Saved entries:
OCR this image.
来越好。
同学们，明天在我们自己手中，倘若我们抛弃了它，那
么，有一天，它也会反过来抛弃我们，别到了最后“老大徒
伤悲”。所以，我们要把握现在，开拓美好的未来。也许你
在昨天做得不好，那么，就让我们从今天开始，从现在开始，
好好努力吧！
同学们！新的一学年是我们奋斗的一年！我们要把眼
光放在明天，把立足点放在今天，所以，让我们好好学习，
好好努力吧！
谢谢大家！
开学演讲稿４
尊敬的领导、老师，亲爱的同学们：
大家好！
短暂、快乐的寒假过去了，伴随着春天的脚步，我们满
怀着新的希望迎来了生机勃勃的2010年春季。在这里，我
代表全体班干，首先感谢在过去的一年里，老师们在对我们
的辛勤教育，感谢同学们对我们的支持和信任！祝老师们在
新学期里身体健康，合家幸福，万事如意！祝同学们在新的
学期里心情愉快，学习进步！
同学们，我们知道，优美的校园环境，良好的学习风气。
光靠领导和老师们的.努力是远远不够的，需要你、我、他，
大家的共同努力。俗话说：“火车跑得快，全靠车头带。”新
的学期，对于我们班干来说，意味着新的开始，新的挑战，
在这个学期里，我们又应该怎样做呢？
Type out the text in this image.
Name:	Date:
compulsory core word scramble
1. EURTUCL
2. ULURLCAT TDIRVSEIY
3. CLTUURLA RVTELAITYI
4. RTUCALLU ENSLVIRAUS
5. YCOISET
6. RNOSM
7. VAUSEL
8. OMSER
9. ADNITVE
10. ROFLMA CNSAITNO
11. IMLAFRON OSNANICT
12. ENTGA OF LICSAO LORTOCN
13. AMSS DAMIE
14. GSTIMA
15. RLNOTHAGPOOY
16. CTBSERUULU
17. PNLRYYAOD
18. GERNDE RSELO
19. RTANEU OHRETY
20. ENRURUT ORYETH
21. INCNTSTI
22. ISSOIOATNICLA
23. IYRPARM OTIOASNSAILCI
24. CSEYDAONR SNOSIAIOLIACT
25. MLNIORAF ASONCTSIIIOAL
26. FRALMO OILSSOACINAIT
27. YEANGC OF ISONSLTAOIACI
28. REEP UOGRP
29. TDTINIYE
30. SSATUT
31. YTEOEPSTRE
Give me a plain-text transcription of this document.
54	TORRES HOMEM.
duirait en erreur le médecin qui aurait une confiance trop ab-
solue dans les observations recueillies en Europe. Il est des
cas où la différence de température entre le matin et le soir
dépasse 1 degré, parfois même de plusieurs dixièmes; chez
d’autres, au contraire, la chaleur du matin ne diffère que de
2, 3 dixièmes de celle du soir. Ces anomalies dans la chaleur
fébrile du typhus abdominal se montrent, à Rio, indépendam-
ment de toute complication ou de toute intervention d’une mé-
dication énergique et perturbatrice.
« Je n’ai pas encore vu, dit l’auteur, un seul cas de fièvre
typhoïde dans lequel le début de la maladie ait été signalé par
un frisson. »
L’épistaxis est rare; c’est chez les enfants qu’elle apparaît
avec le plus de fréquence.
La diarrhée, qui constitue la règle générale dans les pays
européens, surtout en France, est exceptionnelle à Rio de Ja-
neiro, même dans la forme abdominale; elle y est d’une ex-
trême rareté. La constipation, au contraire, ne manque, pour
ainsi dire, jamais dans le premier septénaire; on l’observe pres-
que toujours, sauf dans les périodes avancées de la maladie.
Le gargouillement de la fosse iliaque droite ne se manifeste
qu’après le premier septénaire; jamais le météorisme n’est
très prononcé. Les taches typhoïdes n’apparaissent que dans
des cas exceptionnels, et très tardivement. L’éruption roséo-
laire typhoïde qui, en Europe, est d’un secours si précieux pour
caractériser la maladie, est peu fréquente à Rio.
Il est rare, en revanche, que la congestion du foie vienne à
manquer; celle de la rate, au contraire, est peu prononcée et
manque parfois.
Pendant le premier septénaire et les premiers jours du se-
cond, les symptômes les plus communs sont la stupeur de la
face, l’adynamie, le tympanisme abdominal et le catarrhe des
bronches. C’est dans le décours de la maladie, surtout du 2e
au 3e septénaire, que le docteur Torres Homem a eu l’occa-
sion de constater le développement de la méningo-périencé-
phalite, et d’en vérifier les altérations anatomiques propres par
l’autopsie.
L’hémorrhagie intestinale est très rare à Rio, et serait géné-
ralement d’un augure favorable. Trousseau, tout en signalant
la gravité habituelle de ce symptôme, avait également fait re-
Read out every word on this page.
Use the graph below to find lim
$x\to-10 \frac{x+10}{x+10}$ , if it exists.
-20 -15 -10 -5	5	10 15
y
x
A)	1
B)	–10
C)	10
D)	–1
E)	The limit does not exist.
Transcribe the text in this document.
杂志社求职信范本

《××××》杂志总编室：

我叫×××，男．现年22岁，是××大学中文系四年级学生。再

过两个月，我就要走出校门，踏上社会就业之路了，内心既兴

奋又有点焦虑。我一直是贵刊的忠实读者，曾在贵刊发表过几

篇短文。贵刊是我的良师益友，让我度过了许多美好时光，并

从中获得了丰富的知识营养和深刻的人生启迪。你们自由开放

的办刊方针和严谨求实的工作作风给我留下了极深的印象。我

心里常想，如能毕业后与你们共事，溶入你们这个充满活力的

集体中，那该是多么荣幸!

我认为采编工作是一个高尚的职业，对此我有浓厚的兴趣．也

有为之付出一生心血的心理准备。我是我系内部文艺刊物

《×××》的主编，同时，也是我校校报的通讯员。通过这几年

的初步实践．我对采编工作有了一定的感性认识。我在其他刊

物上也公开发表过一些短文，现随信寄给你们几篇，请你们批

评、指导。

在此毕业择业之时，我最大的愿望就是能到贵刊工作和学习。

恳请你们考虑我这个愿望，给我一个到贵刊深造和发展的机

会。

Written exercise: Restate the whole listing exactly.

Answer for this exercise:
OCR this image.
来越好。
同学们，明天在我们自己手中，倘若我们抛弃了它，那
么，有一天，它也会反过来抛弃我们，别到了最后“老大徒
伤悲”。所以，我们要把握现在，开拓美好的未来。也许你
在昨天做得不好，那么，就让我们从今天开始，从现在开始，
好好努力吧！
同学们！新的一学年是我们奋斗的一年！我们要把眼
光放在明天，把立足点放在今天，所以，让我们好好学习，
好好努力吧！
谢谢大家！
开学演讲稿４
尊敬的领导、老师，亲爱的同学们：
大家好！
短暂、快乐的寒假过去了，伴随着春天的脚步，我们满
怀着新的希望迎来了生机勃勃的2010年春季。在这里，我
代表全体班干，首先感谢在过去的一年里，老师们在对我们
的辛勤教育，感谢同学们对我们的支持和信任！祝老师们在
新学期里身体健康，合家幸福，万事如意！祝同学们在新的
学期里心情愉快，学习进步！
同学们，我们知道，优美的校园环境，良好的学习风气。
光靠领导和老师们的.努力是远远不够的，需要你、我、他，
大家的共同努力。俗话说：“火车跑得快，全靠车头带。”新
的学期，对于我们班干来说，意味着新的开始，新的挑战，
在这个学期里，我们又应该怎样做呢？
Type out the text in this image.
Name:	Date:
compulsory core word scramble
1. EURTUCL
2. ULURLCAT TDIRVSEIY
3. CLTUURLA RVTELAITYI
4. RTUCALLU ENSLVIRAUS
5. YCOISET
6. RNOSM
7. VAUSEL
8. OMSER
9. ADNITVE
10. ROFLMA CNSAITNO
11. IMLAFRON OSNANICT
12. ENTGA OF LICSAO LORTOCN
13. AMSS DAMIE
14. GSTIMA
15. RLNOTHAGPOOY
16. CTBSERUULU
17. PNLRYYAOD
18. GERNDE RSELO
19. RTANEU OHRETY
20. ENRURUT ORYETH
21. INCNTSTI
22. ISSOIOATNICLA
23. IYRPARM OTIOASNSAILCI
24. CSEYDAONR SNOSIAIOLIACT
25. MLNIORAF ASONCTSIIIOAL
26. FRALMO OILSSOACINAIT
27. YEANGC OF ISONSLTAOIACI
28. REEP UOGRP
29. TDTINIYE
30. SSATUT
31. YTEOEPSTRE
Give me a plain-text transcription of this document.
54	TORRES HOMEM.
duirait en erreur le médecin qui aurait une confiance trop ab-
solue dans les observations recueillies en Europe. Il est des
cas où la différence de température entre le matin et le soir
dépasse 1 degré, parfois même de plusieurs dixièmes; chez
d’autres, au contraire, la chaleur du matin ne diffère que de
2, 3 dixièmes de celle du soir. Ces anomalies dans la chaleur
fébrile du typhus abdominal se montrent, à Rio, indépendam-
ment de toute complication ou de toute intervention d’une mé-
dication énergique et perturbatrice.
« Je n’ai pas encore vu, dit l’auteur, un seul cas de fièvre
typhoïde dans lequel le début de la maladie ait été signalé par
un frisson. »
L’épistaxis est rare; c’est chez les enfants qu’elle apparaît
avec le plus de fréquence.
La diarrhée, qui constitue la règle générale dans les pays
européens, surtout en France, est exceptionnelle à Rio de Ja-
neiro, même dans la forme abdominale; elle y est d’une ex-
trême rareté. La constipation, au contraire, ne manque, pour
ainsi dire, jamais dans le premier septénaire; on l’observe pres-
que toujours, sauf dans les périodes avancées de la maladie.
Le gargouillement de la fosse iliaque droite ne se manifeste
qu’après le premier septénaire; jamais le météorisme n’est
très prononcé. Les taches typhoïdes n’apparaissent que dans
des cas exceptionnels, et très tardivement. L’éruption roséo-
laire typhoïde qui, en Europe, est d’un secours si précieux pour
caractériser la maladie, est peu fréquente à Rio.
Il est rare, en revanche, que la congestion du foie vienne à
manquer; celle de la rate, au contraire, est peu prononcée et
manque parfois.
Pendant le premier septénaire et les premiers jours du se-
cond, les symptômes les plus communs sont la stupeur de la
face, l’adynamie, le tympanisme abdominal et le catarrhe des
bronches. C’est dans le décours de la maladie, surtout du 2e
au 3e septénaire, que le docteur Torres Homem a eu l’occa-
sion de constater le développement de la méningo-périencé-
phalite, et d’en vérifier les altérations anatomiques propres par
l’autopsie.
L’hémorrhagie intestinale est très rare à Rio, et serait géné-
ralement d’un augure favorable. Trousseau, tout en signalant
la gravité habituelle de ce symptôme, avait également fait re-
Read out every word on this page.
Use the graph below to find lim
$x\to-10 \frac{x+10}{x+10}$ , if it exists.
-20 -15 -10 -5	5	10 15
y
x
A)	1
B)	–10
C)	10
D)	–1
E)	The limit does not exist.
Transcribe the text in this document.
杂志社求职信范本

《××××》杂志总编室：

我叫×××，男．现年22岁，是××大学中文系四年级学生。再

过两个月，我就要走出校门，踏上社会就业之路了，内心既兴

奋又有点焦虑。我一直是贵刊的忠实读者，曾在贵刊发表过几

篇短文。贵刊是我的良师益友，让我度过了许多美好时光，并

从中获得了丰富的知识营养和深刻的人生启迪。你们自由开放

的办刊方针和严谨求实的工作作风给我留下了极深的印象。我

心里常想，如能毕业后与你们共事，溶入你们这个充满活力的

集体中，那该是多么荣幸!

我认为采编工作是一个高尚的职业，对此我有浓厚的兴趣．也

有为之付出一生心血的心理准备。我是我系内部文艺刊物

《×××》的主编，同时，也是我校校报的通讯员。通过这几年

的初步实践．我对采编工作有了一定的感性认识。我在其他刊

物上也公开发表过一些短文，现随信寄给你们几篇，请你们批

评、指导。

在此毕业择业之时，我最大的愿望就是能到贵刊工作和学习。

恳请你们考虑我这个愿望，给我一个到贵刊深造和发展的机

会。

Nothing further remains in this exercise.